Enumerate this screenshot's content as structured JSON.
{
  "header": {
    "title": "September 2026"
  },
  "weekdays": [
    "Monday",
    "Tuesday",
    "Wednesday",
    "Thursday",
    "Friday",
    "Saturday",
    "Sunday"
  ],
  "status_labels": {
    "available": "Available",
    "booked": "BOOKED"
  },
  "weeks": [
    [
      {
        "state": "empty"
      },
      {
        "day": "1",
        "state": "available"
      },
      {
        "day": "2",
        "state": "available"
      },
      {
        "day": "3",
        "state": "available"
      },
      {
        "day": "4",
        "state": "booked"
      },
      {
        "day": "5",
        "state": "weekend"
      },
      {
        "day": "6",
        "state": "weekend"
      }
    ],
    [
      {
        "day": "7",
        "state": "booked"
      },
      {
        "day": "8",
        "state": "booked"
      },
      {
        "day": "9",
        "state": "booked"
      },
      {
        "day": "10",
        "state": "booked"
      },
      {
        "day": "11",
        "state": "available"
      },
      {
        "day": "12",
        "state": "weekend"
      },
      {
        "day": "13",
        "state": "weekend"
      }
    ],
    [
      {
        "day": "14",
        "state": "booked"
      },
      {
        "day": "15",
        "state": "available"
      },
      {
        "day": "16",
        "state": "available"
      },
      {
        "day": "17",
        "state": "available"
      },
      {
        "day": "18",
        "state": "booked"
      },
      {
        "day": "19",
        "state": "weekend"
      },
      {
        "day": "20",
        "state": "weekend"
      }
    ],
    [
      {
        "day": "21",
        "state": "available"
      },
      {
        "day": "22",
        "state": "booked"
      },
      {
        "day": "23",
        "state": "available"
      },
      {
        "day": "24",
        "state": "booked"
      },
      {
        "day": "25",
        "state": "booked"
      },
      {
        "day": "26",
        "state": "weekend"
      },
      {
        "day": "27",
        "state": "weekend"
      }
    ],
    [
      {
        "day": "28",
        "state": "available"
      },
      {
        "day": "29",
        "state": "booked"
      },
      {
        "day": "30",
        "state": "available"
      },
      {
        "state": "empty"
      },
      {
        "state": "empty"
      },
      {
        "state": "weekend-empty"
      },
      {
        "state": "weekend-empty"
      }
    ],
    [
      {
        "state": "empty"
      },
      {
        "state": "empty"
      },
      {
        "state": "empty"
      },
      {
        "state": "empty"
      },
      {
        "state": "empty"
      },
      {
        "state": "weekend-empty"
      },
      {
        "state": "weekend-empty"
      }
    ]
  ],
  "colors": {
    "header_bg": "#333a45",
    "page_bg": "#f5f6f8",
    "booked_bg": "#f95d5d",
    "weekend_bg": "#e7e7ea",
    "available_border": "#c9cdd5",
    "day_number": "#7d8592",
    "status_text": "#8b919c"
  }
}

....

Short problem
Repeat the data exactly. Leave nothing out.

Answer in full
Enumerate this screenshot's content as structured JSON.
{
  "header": {
    "title": "September 2026"
  },
  "weekdays": [
    "Monday",
    "Tuesday",
    "Wednesday",
    "Thursday",
    "Friday",
    "Saturday",
    "Sunday"
  ],
  "status_labels": {
    "available": "Available",
    "booked": "BOOKED"
  },
  "weeks": [
    [
      {
        "state": "empty"
      },
      {
        "day": "1",
        "state": "available"
      },
      {
        "day": "2",
        "state": "available"
      },
      {
        "day": "3",
        "state": "available"
      },
      {
        "day": "4",
        "state": "booked"
      },
      {
        "day": "5",
        "state": "weekend"
      },
      {
        "day": "6",
        "state": "weekend"
      }
    ],
    [
      {
        "day": "7",
        "state": "booked"
      },
      {
        "day": "8",
        "state": "booked"
      },
      {
        "day": "9",
        "state": "booked"
      },
      {
        "day": "10",
        "state": "booked"
      },
      {
        "day": "11",
        "state": "available"
      },
      {
        "day": "12",
        "state": "weekend"
      },
      {
        "day": "13",
        "state": "weekend"
      }
    ],
    [
      {
        "day": "14",
        "state": "booked"
      },
      {
        "day": "15",
        "state": "available"
      },
      {
        "day": "16",
        "state": "available"
      },
      {
        "day": "17",
        "state": "available"
      },
      {
        "day": "18",
        "state": "booked"
      },
      {
        "day": "19",
        "state": "weekend"
      },
      {
        "day": "20",
        "state": "weekend"
      }
    ],
    [
      {
        "day": "21",
        "state": "available"
      },
      {
        "day": "22",
        "state": "booked"
      },
      {
        "day": "23",
        "state": "available"
      },
      {
        "day": "24",
        "state": "booked"
      },
      {
        "day": "25",
        "state": "booked"
      },
      {
        "day": "26",
        "state": "weekend"
      },
      {
        "day": "27",
        "state": "weekend"
      }
    ],
    [
      {
        "day": "28",
        "state": "available"
      },
      {
        "day": "29",
        "state": "booked"
      },
      {
        "day": "30",
        "state": "available"
      },
      {
        "state": "empty"
      },
      {
        "state": "empty"
      },
      {
        "state": "weekend-empty"
      },
      {
        "state": "weekend-empty"
      }
    ],
    [
      {
        "state": "empty"
      },
      {
        "state": "empty"
      },
      {
        "state": "empty"
      },
      {
        "state": "empty"
      },
      {
        "state": "empty"
      },
      {
        "state": "weekend-empty"
      },
      {
        "state": "weekend-empty"
      }
    ]
  ],
  "colors": {
    "header_bg": "#333a45",
    "page_bg": "#f5f6f8",
    "booked_bg": "#f95d5d",
    "weekend_bg": "#e7e7ea",
    "available_border": "#c9cdd5",
    "day_number": "#7d8592",
    "status_text": "#8b919c"
  }
}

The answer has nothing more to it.